## [What you will do]
Write each record again exactly as it stands.

◇ ◇ ◇

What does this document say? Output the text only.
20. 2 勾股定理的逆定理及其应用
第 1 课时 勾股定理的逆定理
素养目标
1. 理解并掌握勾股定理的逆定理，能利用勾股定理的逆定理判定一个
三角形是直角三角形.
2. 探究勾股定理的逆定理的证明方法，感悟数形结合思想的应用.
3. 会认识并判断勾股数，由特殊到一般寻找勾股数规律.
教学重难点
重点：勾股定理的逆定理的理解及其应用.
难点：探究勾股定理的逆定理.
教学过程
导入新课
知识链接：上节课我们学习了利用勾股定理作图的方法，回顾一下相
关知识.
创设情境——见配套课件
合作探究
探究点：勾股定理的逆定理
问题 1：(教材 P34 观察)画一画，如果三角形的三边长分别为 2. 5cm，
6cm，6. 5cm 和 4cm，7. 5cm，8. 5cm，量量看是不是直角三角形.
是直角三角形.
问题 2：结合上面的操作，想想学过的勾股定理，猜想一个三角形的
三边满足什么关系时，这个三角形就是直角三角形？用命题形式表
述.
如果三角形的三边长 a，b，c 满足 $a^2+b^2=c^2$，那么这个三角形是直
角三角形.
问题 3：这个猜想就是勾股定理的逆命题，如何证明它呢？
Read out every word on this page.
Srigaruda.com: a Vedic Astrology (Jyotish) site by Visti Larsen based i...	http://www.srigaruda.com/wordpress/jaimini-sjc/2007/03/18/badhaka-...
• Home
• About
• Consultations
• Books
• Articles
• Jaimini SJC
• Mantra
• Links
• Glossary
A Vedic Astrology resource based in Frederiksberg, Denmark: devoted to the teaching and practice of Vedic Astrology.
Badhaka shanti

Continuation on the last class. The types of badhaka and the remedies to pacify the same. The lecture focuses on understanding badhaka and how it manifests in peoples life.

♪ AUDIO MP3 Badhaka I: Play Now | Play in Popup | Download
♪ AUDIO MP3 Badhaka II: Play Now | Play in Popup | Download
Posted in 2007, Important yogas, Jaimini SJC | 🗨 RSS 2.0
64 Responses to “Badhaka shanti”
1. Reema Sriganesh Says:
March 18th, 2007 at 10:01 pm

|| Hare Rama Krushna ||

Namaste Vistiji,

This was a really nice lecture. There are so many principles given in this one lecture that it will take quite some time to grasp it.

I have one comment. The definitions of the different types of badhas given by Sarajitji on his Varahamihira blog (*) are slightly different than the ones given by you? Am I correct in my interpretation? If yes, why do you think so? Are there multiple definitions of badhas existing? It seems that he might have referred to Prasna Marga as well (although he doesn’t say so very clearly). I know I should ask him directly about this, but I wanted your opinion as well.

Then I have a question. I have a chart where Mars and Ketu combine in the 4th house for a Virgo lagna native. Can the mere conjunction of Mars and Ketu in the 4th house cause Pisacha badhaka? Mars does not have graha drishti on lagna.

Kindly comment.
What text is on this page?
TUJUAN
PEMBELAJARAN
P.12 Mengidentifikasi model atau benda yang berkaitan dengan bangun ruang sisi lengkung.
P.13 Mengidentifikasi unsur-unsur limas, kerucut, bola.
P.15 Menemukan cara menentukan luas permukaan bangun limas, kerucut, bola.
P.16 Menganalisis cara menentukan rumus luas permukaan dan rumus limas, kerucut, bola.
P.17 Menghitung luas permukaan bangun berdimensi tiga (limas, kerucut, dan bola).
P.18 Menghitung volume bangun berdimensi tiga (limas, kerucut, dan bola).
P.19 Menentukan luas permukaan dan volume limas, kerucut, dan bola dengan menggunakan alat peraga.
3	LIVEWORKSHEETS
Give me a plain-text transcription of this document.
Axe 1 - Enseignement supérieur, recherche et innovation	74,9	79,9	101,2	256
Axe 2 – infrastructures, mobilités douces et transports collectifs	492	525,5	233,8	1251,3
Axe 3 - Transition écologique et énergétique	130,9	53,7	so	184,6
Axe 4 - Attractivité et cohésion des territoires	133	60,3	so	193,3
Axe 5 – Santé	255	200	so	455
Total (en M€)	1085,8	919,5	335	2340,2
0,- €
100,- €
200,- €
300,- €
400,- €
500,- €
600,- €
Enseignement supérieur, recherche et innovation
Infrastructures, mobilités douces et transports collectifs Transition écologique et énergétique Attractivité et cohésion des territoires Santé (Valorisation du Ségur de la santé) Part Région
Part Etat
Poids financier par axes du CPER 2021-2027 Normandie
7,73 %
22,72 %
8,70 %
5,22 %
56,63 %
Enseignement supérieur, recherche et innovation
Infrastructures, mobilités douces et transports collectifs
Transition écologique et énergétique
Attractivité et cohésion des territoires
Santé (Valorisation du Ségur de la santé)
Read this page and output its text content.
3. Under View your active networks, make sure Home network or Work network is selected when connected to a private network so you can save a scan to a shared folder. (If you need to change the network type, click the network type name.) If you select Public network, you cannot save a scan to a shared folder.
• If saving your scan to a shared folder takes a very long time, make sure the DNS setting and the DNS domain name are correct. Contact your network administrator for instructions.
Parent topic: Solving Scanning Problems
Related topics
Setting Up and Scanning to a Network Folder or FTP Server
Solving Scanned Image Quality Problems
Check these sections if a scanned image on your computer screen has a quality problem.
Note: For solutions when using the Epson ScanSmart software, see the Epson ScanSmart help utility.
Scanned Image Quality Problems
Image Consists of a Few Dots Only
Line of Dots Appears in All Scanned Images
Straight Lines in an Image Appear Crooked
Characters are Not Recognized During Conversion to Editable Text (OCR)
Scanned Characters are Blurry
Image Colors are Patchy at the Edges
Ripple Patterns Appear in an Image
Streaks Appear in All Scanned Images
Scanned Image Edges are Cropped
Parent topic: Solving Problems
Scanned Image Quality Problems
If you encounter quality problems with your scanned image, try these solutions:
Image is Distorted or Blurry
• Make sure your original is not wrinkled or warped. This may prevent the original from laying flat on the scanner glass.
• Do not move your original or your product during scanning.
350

◇ ◇ ◇

## [Task output]
What does this document say? Output the text only.
20. 2 勾股定理的逆定理及其应用
第 1 课时 勾股定理的逆定理
素养目标
1. 理解并掌握勾股定理的逆定理，能利用勾股定理的逆定理判定一个
三角形是直角三角形.
2. 探究勾股定理的逆定理的证明方法，感悟数形结合思想的应用.
3. 会认识并判断勾股数，由特殊到一般寻找勾股数规律.
教学重难点
重点：勾股定理的逆定理的理解及其应用.
难点：探究勾股定理的逆定理.
教学过程
导入新课
知识链接：上节课我们学习了利用勾股定理作图的方法，回顾一下相
关知识.
创设情境——见配套课件
合作探究
探究点：勾股定理的逆定理
问题 1：(教材 P34 观察)画一画，如果三角形的三边长分别为 2. 5cm，
6cm，6. 5cm 和 4cm，7. 5cm，8. 5cm，量量看是不是直角三角形.
是直角三角形.
问题 2：结合上面的操作，想想学过的勾股定理，猜想一个三角形的
三边满足什么关系时，这个三角形就是直角三角形？用命题形式表
述.
如果三角形的三边长 a，b，c 满足 $a^2+b^2=c^2$，那么这个三角形是直
角三角形.
问题 3：这个猜想就是勾股定理的逆命题，如何证明它呢？
Read out every word on this page.
Srigaruda.com: a Vedic Astrology (Jyotish) site by Visti Larsen based i...	http://www.srigaruda.com/wordpress/jaimini-sjc/2007/03/18/badhaka-...
• Home
• About
• Consultations
• Books
• Articles
• Jaimini SJC
• Mantra
• Links
• Glossary
A Vedic Astrology resource based in Frederiksberg, Denmark: devoted to the teaching and practice of Vedic Astrology.
Badhaka shanti

Continuation on the last class. The types of badhaka and the remedies to pacify the same. The lecture focuses on understanding badhaka and how it manifests in peoples life.

♪ AUDIO MP3 Badhaka I: Play Now | Play in Popup | Download
♪ AUDIO MP3 Badhaka II: Play Now | Play in Popup | Download
Posted in 2007, Important yogas, Jaimini SJC | 🗨 RSS 2.0
64 Responses to “Badhaka shanti”
1. Reema Sriganesh Says:
March 18th, 2007 at 10:01 pm

|| Hare Rama Krushna ||

Namaste Vistiji,

This was a really nice lecture. There are so many principles given in this one lecture that it will take quite some time to grasp it.

I have one comment. The definitions of the different types of badhas given by Sarajitji on his Varahamihira blog (*) are slightly different than the ones given by you? Am I correct in my interpretation? If yes, why do you think so? Are there multiple definitions of badhas existing? It seems that he might have referred to Prasna Marga as well (although he doesn’t say so very clearly). I know I should ask him directly about this, but I wanted your opinion as well.

Then I have a question. I have a chart where Mars and Ketu combine in the 4th house for a Virgo lagna native. Can the mere conjunction of Mars and Ketu in the 4th house cause Pisacha badhaka? Mars does not have graha drishti on lagna.

Kindly comment.
What text is on this page?
TUJUAN
PEMBELAJARAN
P.12 Mengidentifikasi model atau benda yang berkaitan dengan bangun ruang sisi lengkung.
P.13 Mengidentifikasi unsur-unsur limas, kerucut, bola.
P.15 Menemukan cara menentukan luas permukaan bangun limas, kerucut, bola.
P.16 Menganalisis cara menentukan rumus luas permukaan dan rumus limas, kerucut, bola.
P.17 Menghitung luas permukaan bangun berdimensi tiga (limas, kerucut, dan bola).
P.18 Menghitung volume bangun berdimensi tiga (limas, kerucut, dan bola).
P.19 Menentukan luas permukaan dan volume limas, kerucut, dan bola dengan menggunakan alat peraga.
3	LIVEWORKSHEETS
Give me a plain-text transcription of this document.
Axe 1 - Enseignement supérieur, recherche et innovation	74,9	79,9	101,2	256
Axe 2 – infrastructures, mobilités douces et transports collectifs	492	525,5	233,8	1251,3
Axe 3 - Transition écologique et énergétique	130,9	53,7	so	184,6
Axe 4 - Attractivité et cohésion des territoires	133	60,3	so	193,3
Axe 5 – Santé	255	200	so	455
Total (en M€)	1085,8	919,5	335	2340,2
0,- €
100,- €
200,- €
300,- €
400,- €
500,- €
600,- €
Enseignement supérieur, recherche et innovation
Infrastructures, mobilités douces et transports collectifs Transition écologique et énergétique Attractivité et cohésion des territoires Santé (Valorisation du Ségur de la santé) Part Région
Part Etat
Poids financier par axes du CPER 2021-2027 Normandie
7,73 %
22,72 %
8,70 %
5,22 %
56,63 %
Enseignement supérieur, recherche et innovation
Infrastructures, mobilités douces et transports collectifs
Transition écologique et énergétique
Attractivité et cohésion des territoires
Santé (Valorisation du Ségur de la santé)
Read this page and output its text content.
3. Under View your active networks, make sure Home network or Work network is selected when connected to a private network so you can save a scan to a shared folder. (If you need to change the network type, click the network type name.) If you select Public network, you cannot save a scan to a shared folder.
• If saving your scan to a shared folder takes a very long time, make sure the DNS setting and the DNS domain name are correct. Contact your network administrator for instructions.
Parent topic: Solving Scanning Problems
Related topics
Setting Up and Scanning to a Network Folder or FTP Server
Solving Scanned Image Quality Problems
Check these sections if a scanned image on your computer screen has a quality problem.
Note: For solutions when using the Epson ScanSmart software, see the Epson ScanSmart help utility.
Scanned Image Quality Problems
Image Consists of a Few Dots Only
Line of Dots Appears in All Scanned Images
Straight Lines in an Image Appear Crooked
Characters are Not Recognized During Conversion to Editable Text (OCR)
Scanned Characters are Blurry
Image Colors are Patchy at the Edges
Ripple Patterns Appear in an Image
Streaks Appear in All Scanned Images
Scanned Image Edges are Cropped
Parent topic: Solving Problems
Scanned Image Quality Problems
If you encounter quality problems with your scanned image, try these solutions:
Image is Distorted or Blurry
• Make sure your original is not wrinkled or warped. This may prevent the original from laying flat on the scanner glass.
• Do not move your original or your product during scanning.
350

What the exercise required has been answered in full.